- Exercise
Leave out the pictures and copy every record exactly.

--- start of Provided data ---

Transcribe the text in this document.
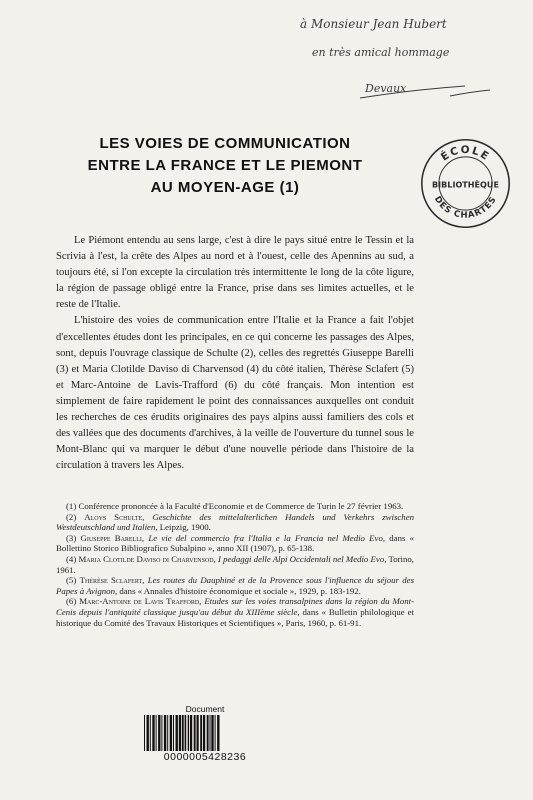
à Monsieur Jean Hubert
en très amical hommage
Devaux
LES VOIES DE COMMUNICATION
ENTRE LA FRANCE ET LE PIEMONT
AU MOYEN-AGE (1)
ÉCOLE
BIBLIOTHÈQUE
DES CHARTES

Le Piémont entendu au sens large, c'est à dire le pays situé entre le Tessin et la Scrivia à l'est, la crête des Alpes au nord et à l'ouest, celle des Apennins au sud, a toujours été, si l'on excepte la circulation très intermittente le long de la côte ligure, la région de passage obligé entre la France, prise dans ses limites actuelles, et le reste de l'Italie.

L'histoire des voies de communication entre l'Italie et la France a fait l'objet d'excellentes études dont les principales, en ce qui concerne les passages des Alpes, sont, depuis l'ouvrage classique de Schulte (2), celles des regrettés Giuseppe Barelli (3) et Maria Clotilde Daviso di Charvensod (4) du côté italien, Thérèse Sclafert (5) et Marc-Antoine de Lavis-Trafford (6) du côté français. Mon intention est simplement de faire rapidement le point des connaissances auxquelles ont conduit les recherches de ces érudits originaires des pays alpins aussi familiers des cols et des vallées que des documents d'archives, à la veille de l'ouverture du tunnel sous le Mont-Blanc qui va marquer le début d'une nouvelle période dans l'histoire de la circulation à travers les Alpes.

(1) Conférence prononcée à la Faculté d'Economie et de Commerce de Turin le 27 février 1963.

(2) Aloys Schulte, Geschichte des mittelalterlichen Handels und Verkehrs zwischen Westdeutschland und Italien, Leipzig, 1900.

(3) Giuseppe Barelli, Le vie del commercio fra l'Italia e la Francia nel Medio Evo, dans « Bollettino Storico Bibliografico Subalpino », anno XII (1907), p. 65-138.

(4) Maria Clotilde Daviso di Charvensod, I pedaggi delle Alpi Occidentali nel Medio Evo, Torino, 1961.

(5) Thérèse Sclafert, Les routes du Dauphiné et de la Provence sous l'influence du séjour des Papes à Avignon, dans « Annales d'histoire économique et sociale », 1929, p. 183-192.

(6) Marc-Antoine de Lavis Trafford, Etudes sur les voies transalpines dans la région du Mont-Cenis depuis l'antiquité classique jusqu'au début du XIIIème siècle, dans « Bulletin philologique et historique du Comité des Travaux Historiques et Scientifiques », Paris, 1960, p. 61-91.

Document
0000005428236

--- end of Provided data ---

- Solution
Transcribe the text in this document.
à Monsieur Jean Hubert
en très amical hommage
Devaux
LES VOIES DE COMMUNICATION
ENTRE LA FRANCE ET LE PIEMONT
AU MOYEN-AGE (1)
ÉCOLE
BIBLIOTHÈQUE
DES CHARTES

Le Piémont entendu au sens large, c'est à dire le pays situé entre le Tessin et la Scrivia à l'est, la crête des Alpes au nord et à l'ouest, celle des Apennins au sud, a toujours été, si l'on excepte la circulation très intermittente le long de la côte ligure, la région de passage obligé entre la France, prise dans ses limites actuelles, et le reste de l'Italie.

L'histoire des voies de communication entre l'Italie et la France a fait l'objet d'excellentes études dont les principales, en ce qui concerne les passages des Alpes, sont, depuis l'ouvrage classique de Schulte (2), celles des regrettés Giuseppe Barelli (3) et Maria Clotilde Daviso di Charvensod (4) du côté italien, Thérèse Sclafert (5) et Marc-Antoine de Lavis-Trafford (6) du côté français. Mon intention est simplement de faire rapidement le point des connaissances auxquelles ont conduit les recherches de ces érudits originaires des pays alpins aussi familiers des cols et des vallées que des documents d'archives, à la veille de l'ouverture du tunnel sous le Mont-Blanc qui va marquer le début d'une nouvelle période dans l'histoire de la circulation à travers les Alpes.

(1) Conférence prononcée à la Faculté d'Economie et de Commerce de Turin le 27 février 1963.

(2) Aloys Schulte, Geschichte des mittelalterlichen Handels und Verkehrs zwischen Westdeutschland und Italien, Leipzig, 1900.

(3) Giuseppe Barelli, Le vie del commercio fra l'Italia e la Francia nel Medio Evo, dans « Bollettino Storico Bibliografico Subalpino », anno XII (1907), p. 65-138.

(4) Maria Clotilde Daviso di Charvensod, I pedaggi delle Alpi Occidentali nel Medio Evo, Torino, 1961.

(5) Thérèse Sclafert, Les routes du Dauphiné et de la Provence sous l'influence du séjour des Papes à Avignon, dans « Annales d'histoire économique et sociale », 1929, p. 183-192.

(6) Marc-Antoine de Lavis Trafford, Etudes sur les voies transalpines dans la région du Mont-Cenis depuis l'antiquité classique jusqu'au début du XIIIème siècle, dans « Bulletin philologique et historique du Comité des Travaux Historiques et Scientifiques », Paris, 1960, p. 61-91.

Document
0000005428236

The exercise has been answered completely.